**Your instructions:** Could you print every record below exactly as it appears?

**Recorded data:**
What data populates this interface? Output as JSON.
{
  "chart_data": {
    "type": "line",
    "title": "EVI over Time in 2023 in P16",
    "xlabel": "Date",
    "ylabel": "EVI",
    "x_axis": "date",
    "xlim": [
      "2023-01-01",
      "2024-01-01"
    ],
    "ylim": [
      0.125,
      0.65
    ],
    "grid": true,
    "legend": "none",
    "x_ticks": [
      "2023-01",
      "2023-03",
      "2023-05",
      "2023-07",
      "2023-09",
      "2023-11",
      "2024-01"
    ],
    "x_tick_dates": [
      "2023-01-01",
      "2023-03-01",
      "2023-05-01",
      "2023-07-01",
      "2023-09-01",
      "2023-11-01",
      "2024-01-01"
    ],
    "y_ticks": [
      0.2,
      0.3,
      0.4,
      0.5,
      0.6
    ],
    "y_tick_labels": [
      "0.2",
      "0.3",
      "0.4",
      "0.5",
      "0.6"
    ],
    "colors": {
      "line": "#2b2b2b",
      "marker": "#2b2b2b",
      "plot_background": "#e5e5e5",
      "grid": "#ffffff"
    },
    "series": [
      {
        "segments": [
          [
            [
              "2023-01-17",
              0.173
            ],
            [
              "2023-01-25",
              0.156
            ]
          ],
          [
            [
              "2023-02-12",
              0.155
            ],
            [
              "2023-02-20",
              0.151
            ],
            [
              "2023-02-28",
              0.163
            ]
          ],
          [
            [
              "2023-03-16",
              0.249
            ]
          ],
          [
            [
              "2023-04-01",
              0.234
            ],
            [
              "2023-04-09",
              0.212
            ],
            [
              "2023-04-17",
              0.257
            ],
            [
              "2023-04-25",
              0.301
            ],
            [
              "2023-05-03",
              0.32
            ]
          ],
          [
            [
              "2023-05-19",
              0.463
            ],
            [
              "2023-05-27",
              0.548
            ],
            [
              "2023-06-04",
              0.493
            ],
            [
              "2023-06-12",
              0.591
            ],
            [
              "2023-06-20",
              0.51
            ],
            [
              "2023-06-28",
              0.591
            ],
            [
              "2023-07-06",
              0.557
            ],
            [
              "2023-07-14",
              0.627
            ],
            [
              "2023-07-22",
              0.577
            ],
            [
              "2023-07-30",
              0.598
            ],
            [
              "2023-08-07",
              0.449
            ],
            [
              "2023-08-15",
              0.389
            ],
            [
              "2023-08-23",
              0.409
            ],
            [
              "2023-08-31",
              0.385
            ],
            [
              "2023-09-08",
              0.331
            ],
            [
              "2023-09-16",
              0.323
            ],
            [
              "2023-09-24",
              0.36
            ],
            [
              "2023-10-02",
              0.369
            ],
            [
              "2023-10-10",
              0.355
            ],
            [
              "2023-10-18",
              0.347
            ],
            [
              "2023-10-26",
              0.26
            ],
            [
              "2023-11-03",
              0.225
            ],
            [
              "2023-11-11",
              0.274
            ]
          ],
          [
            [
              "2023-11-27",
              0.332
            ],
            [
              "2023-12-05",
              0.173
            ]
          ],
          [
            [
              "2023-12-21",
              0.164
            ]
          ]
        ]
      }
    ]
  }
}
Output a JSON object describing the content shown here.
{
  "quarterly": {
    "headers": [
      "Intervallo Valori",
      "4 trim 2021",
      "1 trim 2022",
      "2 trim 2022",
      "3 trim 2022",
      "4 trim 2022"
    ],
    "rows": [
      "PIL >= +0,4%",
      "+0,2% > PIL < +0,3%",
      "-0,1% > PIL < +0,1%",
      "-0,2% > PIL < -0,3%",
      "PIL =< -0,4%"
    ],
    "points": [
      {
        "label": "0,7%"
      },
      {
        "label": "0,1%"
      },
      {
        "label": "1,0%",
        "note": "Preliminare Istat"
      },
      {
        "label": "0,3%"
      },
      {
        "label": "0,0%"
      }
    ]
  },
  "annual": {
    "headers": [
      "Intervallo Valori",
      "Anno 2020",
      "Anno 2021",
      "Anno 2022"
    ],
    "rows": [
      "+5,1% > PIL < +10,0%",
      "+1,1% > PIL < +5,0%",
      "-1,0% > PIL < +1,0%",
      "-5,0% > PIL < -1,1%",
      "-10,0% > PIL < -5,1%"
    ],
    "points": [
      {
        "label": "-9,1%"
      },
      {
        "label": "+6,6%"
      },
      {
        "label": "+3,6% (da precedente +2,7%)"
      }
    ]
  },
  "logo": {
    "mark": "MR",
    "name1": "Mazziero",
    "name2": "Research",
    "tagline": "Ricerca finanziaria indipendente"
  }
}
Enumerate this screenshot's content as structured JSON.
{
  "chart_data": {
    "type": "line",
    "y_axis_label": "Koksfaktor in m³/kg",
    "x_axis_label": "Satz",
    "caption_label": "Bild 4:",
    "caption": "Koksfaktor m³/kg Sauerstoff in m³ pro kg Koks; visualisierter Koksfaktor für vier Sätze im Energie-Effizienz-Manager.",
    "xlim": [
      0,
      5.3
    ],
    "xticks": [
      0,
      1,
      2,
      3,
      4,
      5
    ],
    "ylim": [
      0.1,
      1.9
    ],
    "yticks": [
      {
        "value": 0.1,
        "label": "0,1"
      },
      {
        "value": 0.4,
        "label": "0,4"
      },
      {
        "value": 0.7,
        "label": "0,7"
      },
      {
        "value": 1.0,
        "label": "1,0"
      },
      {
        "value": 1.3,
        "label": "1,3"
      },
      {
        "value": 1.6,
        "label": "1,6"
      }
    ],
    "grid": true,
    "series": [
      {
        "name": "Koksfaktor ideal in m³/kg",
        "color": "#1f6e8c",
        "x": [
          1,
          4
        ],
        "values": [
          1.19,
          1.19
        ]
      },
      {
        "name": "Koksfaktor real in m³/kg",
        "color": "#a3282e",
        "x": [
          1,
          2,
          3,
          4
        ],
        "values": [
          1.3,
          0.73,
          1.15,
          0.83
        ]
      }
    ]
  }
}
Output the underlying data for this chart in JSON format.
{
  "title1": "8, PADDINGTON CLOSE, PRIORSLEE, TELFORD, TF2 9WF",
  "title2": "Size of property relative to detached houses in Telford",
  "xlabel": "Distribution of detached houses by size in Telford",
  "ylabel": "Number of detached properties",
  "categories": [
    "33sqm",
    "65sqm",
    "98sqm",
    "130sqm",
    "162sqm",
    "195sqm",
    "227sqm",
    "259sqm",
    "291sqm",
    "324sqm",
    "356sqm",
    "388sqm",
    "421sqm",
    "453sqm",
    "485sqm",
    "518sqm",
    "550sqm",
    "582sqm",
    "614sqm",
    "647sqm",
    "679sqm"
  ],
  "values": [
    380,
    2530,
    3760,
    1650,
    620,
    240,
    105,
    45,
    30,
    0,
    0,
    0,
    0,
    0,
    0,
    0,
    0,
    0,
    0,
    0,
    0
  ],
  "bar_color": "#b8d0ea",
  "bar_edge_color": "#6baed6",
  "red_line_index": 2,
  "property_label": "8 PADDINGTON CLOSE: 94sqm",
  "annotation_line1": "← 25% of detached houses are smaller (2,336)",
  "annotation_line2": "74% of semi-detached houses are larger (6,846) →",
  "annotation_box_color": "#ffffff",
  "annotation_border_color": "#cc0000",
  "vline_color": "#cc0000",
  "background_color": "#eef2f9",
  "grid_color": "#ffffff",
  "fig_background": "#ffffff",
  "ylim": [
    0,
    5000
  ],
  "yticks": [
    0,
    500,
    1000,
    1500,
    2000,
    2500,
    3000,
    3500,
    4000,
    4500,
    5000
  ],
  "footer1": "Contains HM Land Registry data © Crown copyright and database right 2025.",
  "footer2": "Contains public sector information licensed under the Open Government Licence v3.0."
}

**Written answer:**
What data populates this interface? Output as JSON.
{
  "chart_data": {
    "type": "line",
    "title": "EVI over Time in 2023 in P16",
    "xlabel": "Date",
    "ylabel": "EVI",
    "x_axis": "date",
    "xlim": [
      "2023-01-01",
      "2024-01-01"
    ],
    "ylim": [
      0.125,
      0.65
    ],
    "grid": true,
    "legend": "none",
    "x_ticks": [
      "2023-01",
      "2023-03",
      "2023-05",
      "2023-07",
      "2023-09",
      "2023-11",
      "2024-01"
    ],
    "x_tick_dates": [
      "2023-01-01",
      "2023-03-01",
      "2023-05-01",
      "2023-07-01",
      "2023-09-01",
      "2023-11-01",
      "2024-01-01"
    ],
    "y_ticks": [
      0.2,
      0.3,
      0.4,
      0.5,
      0.6
    ],
    "y_tick_labels": [
      "0.2",
      "0.3",
      "0.4",
      "0.5",
      "0.6"
    ],
    "colors": {
      "line": "#2b2b2b",
      "marker": "#2b2b2b",
      "plot_background": "#e5e5e5",
      "grid": "#ffffff"
    },
    "series": [
      {
        "segments": [
          [
            [
              "2023-01-17",
              0.173
            ],
            [
              "2023-01-25",
              0.156
            ]
          ],
          [
            [
              "2023-02-12",
              0.155
            ],
            [
              "2023-02-20",
              0.151
            ],
            [
              "2023-02-28",
              0.163
            ]
          ],
          [
            [
              "2023-03-16",
              0.249
            ]
          ],
          [
            [
              "2023-04-01",
              0.234
            ],
            [
              "2023-04-09",
              0.212
            ],
            [
              "2023-04-17",
              0.257
            ],
            [
              "2023-04-25",
              0.301
            ],
            [
              "2023-05-03",
              0.32
            ]
          ],
          [
            [
              "2023-05-19",
              0.463
            ],
            [
              "2023-05-27",
              0.548
            ],
            [
              "2023-06-04",
              0.493
            ],
            [
              "2023-06-12",
              0.591
            ],
            [
              "2023-06-20",
              0.51
            ],
            [
              "2023-06-28",
              0.591
            ],
            [
              "2023-07-06",
              0.557
            ],
            [
              "2023-07-14",
              0.627
            ],
            [
              "2023-07-22",
              0.577
            ],
            [
              "2023-07-30",
              0.598
            ],
            [
              "2023-08-07",
              0.449
            ],
            [
              "2023-08-15",
              0.389
            ],
            [
              "2023-08-23",
              0.409
            ],
            [
              "2023-08-31",
              0.385
            ],
            [
              "2023-09-08",
              0.331
            ],
            [
              "2023-09-16",
              0.323
            ],
            [
              "2023-09-24",
              0.36
            ],
            [
              "2023-10-02",
              0.369
            ],
            [
              "2023-10-10",
              0.355
            ],
            [
              "2023-10-18",
              0.347
            ],
            [
              "2023-10-26",
              0.26
            ],
            [
              "2023-11-03",
              0.225
            ],
            [
              "2023-11-11",
              0.274
            ]
          ],
          [
            [
              "2023-11-27",
              0.332
            ],
            [
              "2023-12-05",
              0.173
            ]
          ],
          [
            [
              "2023-12-21",
              0.164
            ]
          ]
        ]
      }
    ]
  }
}
Output a JSON object describing the content shown here.
{
  "quarterly": {
    "headers": [
      "Intervallo Valori",
      "4 trim 2021",
      "1 trim 2022",
      "2 trim 2022",
      "3 trim 2022",
      "4 trim 2022"
    ],
    "rows": [
      "PIL >= +0,4%",
      "+0,2% > PIL < +0,3%",
      "-0,1% > PIL < +0,1%",
      "-0,2% > PIL < -0,3%",
      "PIL =< -0,4%"
    ],
    "points": [
      {
        "label": "0,7%"
      },
      {
        "label": "0,1%"
      },
      {
        "label": "1,0%",
        "note": "Preliminare Istat"
      },
      {
        "label": "0,3%"
      },
      {
        "label": "0,0%"
      }
    ]
  },
  "annual": {
    "headers": [
      "Intervallo Valori",
      "Anno 2020",
      "Anno 2021",
      "Anno 2022"
    ],
    "rows": [
      "+5,1% > PIL < +10,0%",
      "+1,1% > PIL < +5,0%",
      "-1,0% > PIL < +1,0%",
      "-5,0% > PIL < -1,1%",
      "-10,0% > PIL < -5,1%"
    ],
    "points": [
      {
        "label": "-9,1%"
      },
      {
        "label": "+6,6%"
      },
      {
        "label": "+3,6% (da precedente +2,7%)"
      }
    ]
  },
  "logo": {
    "mark": "MR",
    "name1": "Mazziero",
    "name2": "Research",
    "tagline": "Ricerca finanziaria indipendente"
  }
}
Enumerate this screenshot's content as structured JSON.
{
  "chart_data": {
    "type": "line",
    "y_axis_label": "Koksfaktor in m³/kg",
    "x_axis_label": "Satz",
    "caption_label": "Bild 4:",
    "caption": "Koksfaktor m³/kg Sauerstoff in m³ pro kg Koks; visualisierter Koksfaktor für vier Sätze im Energie-Effizienz-Manager.",
    "xlim": [
      0,
      5.3
    ],
    "xticks": [
      0,
      1,
      2,
      3,
      4,
      5
    ],
    "ylim": [
      0.1,
      1.9
    ],
    "yticks": [
      {
        "value": 0.1,
        "label": "0,1"
      },
      {
        "value": 0.4,
        "label": "0,4"
      },
      {
        "value": 0.7,
        "label": "0,7"
      },
      {
        "value": 1.0,
        "label": "1,0"
      },
      {
        "value": 1.3,
        "label": "1,3"
      },
      {
        "value": 1.6,
        "label": "1,6"
      }
    ],
    "grid": true,
    "series": [
      {
        "name": "Koksfaktor ideal in m³/kg",
        "color": "#1f6e8c",
        "x": [
          1,
          4
        ],
        "values": [
          1.19,
          1.19
        ]
      },
      {
        "name": "Koksfaktor real in m³/kg",
        "color": "#a3282e",
        "x": [
          1,
          2,
          3,
          4
        ],
        "values": [
          1.3,
          0.73,
          1.15,
          0.83
        ]
      }
    ]
  }
}
Output the underlying data for this chart in JSON format.
{
  "title1": "8, PADDINGTON CLOSE, PRIORSLEE, TELFORD, TF2 9WF",
  "title2": "Size of property relative to detached houses in Telford",
  "xlabel": "Distribution of detached houses by size in Telford",
  "ylabel": "Number of detached properties",
  "categories": [
    "33sqm",
    "65sqm",
    "98sqm",
    "130sqm",
    "162sqm",
    "195sqm",
    "227sqm",
    "259sqm",
    "291sqm",
    "324sqm",
    "356sqm",
    "388sqm",
    "421sqm",
    "453sqm",
    "485sqm",
    "518sqm",
    "550sqm",
    "582sqm",
    "614sqm",
    "647sqm",
    "679sqm"
  ],
  "values": [
    380,
    2530,
    3760,
    1650,
    620,
    240,
    105,
    45,
    30,
    0,
    0,
    0,
    0,
    0,
    0,
    0,
    0,
    0,
    0,
    0,
    0
  ],
  "bar_color": "#b8d0ea",
  "bar_edge_color": "#6baed6",
  "red_line_index": 2,
  "property_label": "8 PADDINGTON CLOSE: 94sqm",
  "annotation_line1": "← 25% of detached houses are smaller (2,336)",
  "annotation_line2": "74% of semi-detached houses are larger (6,846) →",
  "annotation_box_color": "#ffffff",
  "annotation_border_color": "#cc0000",
  "vline_color": "#cc0000",
  "background_color": "#eef2f9",
  "grid_color": "#ffffff",
  "fig_background": "#ffffff",
  "ylim": [
    0,
    5000
  ],
  "yticks": [
    0,
    500,
    1000,
    1500,
    2000,
    2500,
    3000,
    3500,
    4000,
    4500,
    5000
  ],
  "footer1": "Contains HM Land Registry data © Crown copyright and database right 2025.",
  "footer2": "Contains public sector information licensed under the Open Government Licence v3.0."
}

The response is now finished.